Records from a collection
»»
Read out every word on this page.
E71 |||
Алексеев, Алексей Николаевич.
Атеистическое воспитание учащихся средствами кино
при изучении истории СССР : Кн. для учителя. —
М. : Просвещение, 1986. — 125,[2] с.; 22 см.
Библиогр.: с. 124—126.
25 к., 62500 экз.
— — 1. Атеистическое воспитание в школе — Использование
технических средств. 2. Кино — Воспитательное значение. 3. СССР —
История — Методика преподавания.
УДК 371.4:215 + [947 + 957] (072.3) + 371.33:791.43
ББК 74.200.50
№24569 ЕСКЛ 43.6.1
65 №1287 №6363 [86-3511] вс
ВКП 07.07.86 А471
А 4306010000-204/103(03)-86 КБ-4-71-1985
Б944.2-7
««
## Your instructions
Which lines include the word "СССР"? List them all.

## The reply
при изучении истории СССР : Кн. для учителя. —
технических средств. 2. Кино — Воспитательное значение. 3. СССР —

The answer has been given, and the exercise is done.